INSTRUCTIONS FOR THE TASK:
Copy down all of the data underneath, exactly as shown.

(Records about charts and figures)
===

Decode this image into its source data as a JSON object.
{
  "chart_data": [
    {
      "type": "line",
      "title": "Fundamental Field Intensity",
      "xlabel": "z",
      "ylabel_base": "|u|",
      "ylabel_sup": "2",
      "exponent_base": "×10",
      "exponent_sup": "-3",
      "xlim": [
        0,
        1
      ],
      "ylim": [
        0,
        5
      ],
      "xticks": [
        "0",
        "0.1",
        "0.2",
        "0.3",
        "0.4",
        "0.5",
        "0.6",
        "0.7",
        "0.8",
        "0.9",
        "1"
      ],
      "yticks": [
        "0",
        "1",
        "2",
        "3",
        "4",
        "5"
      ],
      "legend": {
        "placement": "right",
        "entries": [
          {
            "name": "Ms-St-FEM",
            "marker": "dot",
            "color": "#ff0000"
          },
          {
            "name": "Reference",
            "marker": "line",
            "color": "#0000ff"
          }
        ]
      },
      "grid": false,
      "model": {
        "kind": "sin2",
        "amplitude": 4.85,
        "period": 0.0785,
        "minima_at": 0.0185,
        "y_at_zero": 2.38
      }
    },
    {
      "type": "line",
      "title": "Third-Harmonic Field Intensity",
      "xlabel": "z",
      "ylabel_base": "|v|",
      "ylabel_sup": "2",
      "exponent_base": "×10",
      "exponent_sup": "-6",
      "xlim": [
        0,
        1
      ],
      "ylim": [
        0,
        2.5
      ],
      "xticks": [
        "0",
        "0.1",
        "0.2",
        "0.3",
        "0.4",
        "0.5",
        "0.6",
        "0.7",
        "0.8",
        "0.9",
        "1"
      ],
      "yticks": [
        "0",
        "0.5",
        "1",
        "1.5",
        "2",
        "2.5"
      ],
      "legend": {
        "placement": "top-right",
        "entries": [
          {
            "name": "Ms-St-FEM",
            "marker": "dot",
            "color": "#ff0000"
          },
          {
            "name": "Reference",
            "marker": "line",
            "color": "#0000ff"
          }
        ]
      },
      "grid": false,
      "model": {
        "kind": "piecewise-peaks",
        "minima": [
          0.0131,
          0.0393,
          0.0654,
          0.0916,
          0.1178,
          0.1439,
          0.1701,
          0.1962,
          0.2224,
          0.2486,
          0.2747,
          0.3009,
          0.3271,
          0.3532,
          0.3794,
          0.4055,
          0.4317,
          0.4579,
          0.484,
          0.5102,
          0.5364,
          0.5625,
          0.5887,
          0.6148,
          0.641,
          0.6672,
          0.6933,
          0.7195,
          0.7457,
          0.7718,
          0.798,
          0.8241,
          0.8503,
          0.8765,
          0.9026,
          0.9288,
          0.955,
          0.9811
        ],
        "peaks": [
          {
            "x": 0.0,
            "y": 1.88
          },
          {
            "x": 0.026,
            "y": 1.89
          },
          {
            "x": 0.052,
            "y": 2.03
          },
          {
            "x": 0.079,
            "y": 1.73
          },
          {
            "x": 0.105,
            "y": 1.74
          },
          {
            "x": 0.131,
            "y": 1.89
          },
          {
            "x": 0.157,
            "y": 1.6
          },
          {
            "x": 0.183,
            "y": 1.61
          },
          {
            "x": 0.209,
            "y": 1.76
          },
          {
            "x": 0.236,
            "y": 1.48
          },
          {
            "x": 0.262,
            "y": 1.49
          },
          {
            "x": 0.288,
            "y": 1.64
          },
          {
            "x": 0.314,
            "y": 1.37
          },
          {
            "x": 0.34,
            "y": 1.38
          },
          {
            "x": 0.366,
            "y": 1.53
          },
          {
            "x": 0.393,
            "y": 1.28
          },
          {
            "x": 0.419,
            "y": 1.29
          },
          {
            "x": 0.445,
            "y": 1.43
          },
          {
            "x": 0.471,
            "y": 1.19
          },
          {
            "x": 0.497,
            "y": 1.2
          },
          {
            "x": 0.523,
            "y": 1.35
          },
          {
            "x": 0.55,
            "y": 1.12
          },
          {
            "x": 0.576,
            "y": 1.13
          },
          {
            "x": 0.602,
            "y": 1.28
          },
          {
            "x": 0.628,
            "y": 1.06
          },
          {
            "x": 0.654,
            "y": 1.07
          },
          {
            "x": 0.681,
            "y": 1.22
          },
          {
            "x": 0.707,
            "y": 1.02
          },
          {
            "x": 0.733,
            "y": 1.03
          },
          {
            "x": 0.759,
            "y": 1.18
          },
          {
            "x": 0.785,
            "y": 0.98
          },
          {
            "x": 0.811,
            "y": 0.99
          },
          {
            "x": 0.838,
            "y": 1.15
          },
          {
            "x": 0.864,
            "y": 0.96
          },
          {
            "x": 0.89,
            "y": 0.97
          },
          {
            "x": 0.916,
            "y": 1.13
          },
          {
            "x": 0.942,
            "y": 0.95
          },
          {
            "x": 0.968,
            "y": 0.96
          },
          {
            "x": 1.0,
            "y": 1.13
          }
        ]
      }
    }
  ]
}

===

RESPONSE:
Decode this image into its source data as a JSON object.
{
  "chart_data": [
    {
      "type": "line",
      "title": "Fundamental Field Intensity",
      "xlabel": "z",
      "ylabel_base": "|u|",
      "ylabel_sup": "2",
      "exponent_base": "×10",
      "exponent_sup": "-3",
      "xlim": [
        0,
        1
      ],
      "ylim": [
        0,
        5
      ],
      "xticks": [
        "0",
        "0.1",
        "0.2",
        "0.3",
        "0.4",
        "0.5",
        "0.6",
        "0.7",
        "0.8",
        "0.9",
        "1"
      ],
      "yticks": [
        "0",
        "1",
        "2",
        "3",
        "4",
        "5"
      ],
      "legend": {
        "placement": "right",
        "entries": [
          {
            "name": "Ms-St-FEM",
            "marker": "dot",
            "color": "#ff0000"
          },
          {
            "name": "Reference",
            "marker": "line",
            "color": "#0000ff"
          }
        ]
      },
      "grid": false,
      "model": {
        "kind": "sin2",
        "amplitude": 4.85,
        "period": 0.0785,
        "minima_at": 0.0185,
        "y_at_zero": 2.38
      }
    },
    {
      "type": "line",
      "title": "Third-Harmonic Field Intensity",
      "xlabel": "z",
      "ylabel_base": "|v|",
      "ylabel_sup": "2",
      "exponent_base": "×10",
      "exponent_sup": "-6",
      "xlim": [
        0,
        1
      ],
      "ylim": [
        0,
        2.5
      ],
      "xticks": [
        "0",
        "0.1",
        "0.2",
        "0.3",
        "0.4",
        "0.5",
        "0.6",
        "0.7",
        "0.8",
        "0.9",
        "1"
      ],
      "yticks": [
        "0",
        "0.5",
        "1",
        "1.5",
        "2",
        "2.5"
      ],
      "legend": {
        "placement": "top-right",
        "entries": [
          {
            "name": "Ms-St-FEM",
            "marker": "dot",
            "color": "#ff0000"
          },
          {
            "name": "Reference",
            "marker": "line",
            "color": "#0000ff"
          }
        ]
      },
      "grid": false,
      "model": {
        "kind": "piecewise-peaks",
        "minima": [
          0.0131,
          0.0393,
          0.0654,
          0.0916,
          0.1178,
          0.1439,
          0.1701,
          0.1962,
          0.2224,
          0.2486,
          0.2747,
          0.3009,
          0.3271,
          0.3532,
          0.3794,
          0.4055,
          0.4317,
          0.4579,
          0.484,
          0.5102,
          0.5364,
          0.5625,
          0.5887,
          0.6148,
          0.641,
          0.6672,
          0.6933,
          0.7195,
          0.7457,
          0.7718,
          0.798,
          0.8241,
          0.8503,
          0.8765,
          0.9026,
          0.9288,
          0.955,
          0.9811
        ],
        "peaks": [
          {
            "x": 0.0,
            "y": 1.88
          },
          {
            "x": 0.026,
            "y": 1.89
          },
          {
            "x": 0.052,
            "y": 2.03
          },
          {
            "x": 0.079,
            "y": 1.73
          },
          {
            "x": 0.105,
            "y": 1.74
          },
          {
            "x": 0.131,
            "y": 1.89
          },
          {
            "x": 0.157,
            "y": 1.6
          },
          {
            "x": 0.183,
            "y": 1.61
          },
          {
            "x": 0.209,
            "y": 1.76
          },
          {
            "x": 0.236,
            "y": 1.48
          },
          {
            "x": 0.262,
            "y": 1.49
          },
          {
            "x": 0.288,
            "y": 1.64
          },
          {
            "x": 0.314,
            "y": 1.37
          },
          {
            "x": 0.34,
            "y": 1.38
          },
          {
            "x": 0.366,
            "y": 1.53
          },
          {
            "x": 0.393,
            "y": 1.28
          },
          {
            "x": 0.419,
            "y": 1.29
          },
          {
            "x": 0.445,
            "y": 1.43
          },
          {
            "x": 0.471,
            "y": 1.19
          },
          {
            "x": 0.497,
            "y": 1.2
          },
          {
            "x": 0.523,
            "y": 1.35
          },
          {
            "x": 0.55,
            "y": 1.12
          },
          {
            "x": 0.576,
            "y": 1.13
          },
          {
            "x": 0.602,
            "y": 1.28
          },
          {
            "x": 0.628,
            "y": 1.06
          },
          {
            "x": 0.654,
            "y": 1.07
          },
          {
            "x": 0.681,
            "y": 1.22
          },
          {
            "x": 0.707,
            "y": 1.02
          },
          {
            "x": 0.733,
            "y": 1.03
          },
          {
            "x": 0.759,
            "y": 1.18
          },
          {
            "x": 0.785,
            "y": 0.98
          },
          {
            "x": 0.811,
            "y": 0.99
          },
          {
            "x": 0.838,
            "y": 1.15
          },
          {
            "x": 0.864,
            "y": 0.96
          },
          {
            "x": 0.89,
            "y": 0.97
          },
          {
            "x": 0.916,
            "y": 1.13
          },
          {
            "x": 0.942,
            "y": 0.95
          },
          {
            "x": 0.968,
            "y": 0.96
          },
          {
            "x": 1.0,
            "y": 1.13
          }
        ]
      }
    }
  ]
}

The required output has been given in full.